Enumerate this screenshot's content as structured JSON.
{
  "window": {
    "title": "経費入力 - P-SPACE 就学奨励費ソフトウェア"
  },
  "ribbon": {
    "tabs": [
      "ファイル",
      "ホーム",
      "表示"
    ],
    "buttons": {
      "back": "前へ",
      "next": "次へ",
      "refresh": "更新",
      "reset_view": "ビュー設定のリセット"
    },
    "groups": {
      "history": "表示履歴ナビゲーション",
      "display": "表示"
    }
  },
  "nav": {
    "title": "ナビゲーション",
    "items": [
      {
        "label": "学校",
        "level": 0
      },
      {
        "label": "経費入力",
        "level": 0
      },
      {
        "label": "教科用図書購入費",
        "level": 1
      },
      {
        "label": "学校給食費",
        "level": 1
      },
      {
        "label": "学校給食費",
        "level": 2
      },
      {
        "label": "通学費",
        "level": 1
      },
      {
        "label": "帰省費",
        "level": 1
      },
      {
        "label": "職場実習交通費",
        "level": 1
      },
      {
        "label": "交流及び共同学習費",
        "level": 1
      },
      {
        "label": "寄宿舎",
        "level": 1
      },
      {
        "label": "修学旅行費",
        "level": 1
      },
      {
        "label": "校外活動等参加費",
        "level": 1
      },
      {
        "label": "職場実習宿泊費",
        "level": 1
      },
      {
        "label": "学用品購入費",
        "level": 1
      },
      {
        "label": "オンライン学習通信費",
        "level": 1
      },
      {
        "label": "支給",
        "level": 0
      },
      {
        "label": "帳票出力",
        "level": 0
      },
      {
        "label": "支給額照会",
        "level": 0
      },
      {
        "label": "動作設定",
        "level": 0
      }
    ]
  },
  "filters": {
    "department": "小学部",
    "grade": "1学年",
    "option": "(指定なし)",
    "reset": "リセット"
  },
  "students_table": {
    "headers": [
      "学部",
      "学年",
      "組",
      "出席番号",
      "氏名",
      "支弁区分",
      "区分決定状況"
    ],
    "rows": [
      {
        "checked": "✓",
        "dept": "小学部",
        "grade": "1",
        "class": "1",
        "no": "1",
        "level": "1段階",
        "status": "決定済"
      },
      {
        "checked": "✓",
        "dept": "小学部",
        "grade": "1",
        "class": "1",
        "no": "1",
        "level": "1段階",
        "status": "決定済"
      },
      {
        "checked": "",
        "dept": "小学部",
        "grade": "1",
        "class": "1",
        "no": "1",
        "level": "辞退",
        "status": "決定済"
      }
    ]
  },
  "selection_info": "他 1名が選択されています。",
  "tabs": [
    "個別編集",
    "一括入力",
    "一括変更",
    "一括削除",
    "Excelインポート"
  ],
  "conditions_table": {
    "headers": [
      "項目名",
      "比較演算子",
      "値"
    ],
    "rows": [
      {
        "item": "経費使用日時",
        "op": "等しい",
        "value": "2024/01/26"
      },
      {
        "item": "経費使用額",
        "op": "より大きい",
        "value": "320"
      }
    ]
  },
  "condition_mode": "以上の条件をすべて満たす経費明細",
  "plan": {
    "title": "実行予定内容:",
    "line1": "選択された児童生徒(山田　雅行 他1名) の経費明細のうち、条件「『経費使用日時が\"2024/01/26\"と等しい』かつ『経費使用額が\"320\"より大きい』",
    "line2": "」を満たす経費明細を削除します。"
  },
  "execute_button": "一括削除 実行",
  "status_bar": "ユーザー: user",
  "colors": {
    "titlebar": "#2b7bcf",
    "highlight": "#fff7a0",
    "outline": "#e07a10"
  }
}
★ ★ ★ ★ ★ ★ ★
**GOAL**
Output the records above in their entirety, exactly.

**FULL SOLUTION**
Enumerate this screenshot's content as structured JSON.
{
  "window": {
    "title": "経費入力 - P-SPACE 就学奨励費ソフトウェア"
  },
  "ribbon": {
    "tabs": [
      "ファイル",
      "ホーム",
      "表示"
    ],
    "buttons": {
      "back": "前へ",
      "next": "次へ",
      "refresh": "更新",
      "reset_view": "ビュー設定のリセット"
    },
    "groups": {
      "history": "表示履歴ナビゲーション",
      "display": "表示"
    }
  },
  "nav": {
    "title": "ナビゲーション",
    "items": [
      {
        "label": "学校",
        "level": 0
      },
      {
        "label": "経費入力",
        "level": 0
      },
      {
        "label": "教科用図書購入費",
        "level": 1
      },
      {
        "label": "学校給食費",
        "level": 1
      },
      {
        "label": "学校給食費",
        "level": 2
      },
      {
        "label": "通学費",
        "level": 1
      },
      {
        "label": "帰省費",
        "level": 1
      },
      {
        "label": "職場実習交通費",
        "level": 1
      },
      {
        "label": "交流及び共同学習費",
        "level": 1
      },
      {
        "label": "寄宿舎",
        "level": 1
      },
      {
        "label": "修学旅行費",
        "level": 1
      },
      {
        "label": "校外活動等参加費",
        "level": 1
      },
      {
        "label": "職場実習宿泊費",
        "level": 1
      },
      {
        "label": "学用品購入費",
        "level": 1
      },
      {
        "label": "オンライン学習通信費",
        "level": 1
      },
      {
        "label": "支給",
        "level": 0
      },
      {
        "label": "帳票出力",
        "level": 0
      },
      {
        "label": "支給額照会",
        "level": 0
      },
      {
        "label": "動作設定",
        "level": 0
      }
    ]
  },
  "filters": {
    "department": "小学部",
    "grade": "1学年",
    "option": "(指定なし)",
    "reset": "リセット"
  },
  "students_table": {
    "headers": [
      "学部",
      "学年",
      "組",
      "出席番号",
      "氏名",
      "支弁区分",
      "区分決定状況"
    ],
    "rows": [
      {
        "checked": "✓",
        "dept": "小学部",
        "grade": "1",
        "class": "1",
        "no": "1",
        "level": "1段階",
        "status": "決定済"
      },
      {
        "checked": "✓",
        "dept": "小学部",
        "grade": "1",
        "class": "1",
        "no": "1",
        "level": "1段階",
        "status": "決定済"
      },
      {
        "checked": "",
        "dept": "小学部",
        "grade": "1",
        "class": "1",
        "no": "1",
        "level": "辞退",
        "status": "決定済"
      }
    ]
  },
  "selection_info": "他 1名が選択されています。",
  "tabs": [
    "個別編集",
    "一括入力",
    "一括変更",
    "一括削除",
    "Excelインポート"
  ],
  "conditions_table": {
    "headers": [
      "項目名",
      "比較演算子",
      "値"
    ],
    "rows": [
      {
        "item": "経費使用日時",
        "op": "等しい",
        "value": "2024/01/26"
      },
      {
        "item": "経費使用額",
        "op": "より大きい",
        "value": "320"
      }
    ]
  },
  "condition_mode": "以上の条件をすべて満たす経費明細",
  "plan": {
    "title": "実行予定内容:",
    "line1": "選択された児童生徒(山田　雅行 他1名) の経費明細のうち、条件「『経費使用日時が\"2024/01/26\"と等しい』かつ『経費使用額が\"320\"より大きい』",
    "line2": "」を満たす経費明細を削除します。"
  },
  "execute_button": "一括削除 実行",
  "status_bar": "ユーザー: user",
  "colors": {
    "titlebar": "#2b7bcf",
    "highlight": "#fff7a0",
    "outline": "#e07a10"
  }
}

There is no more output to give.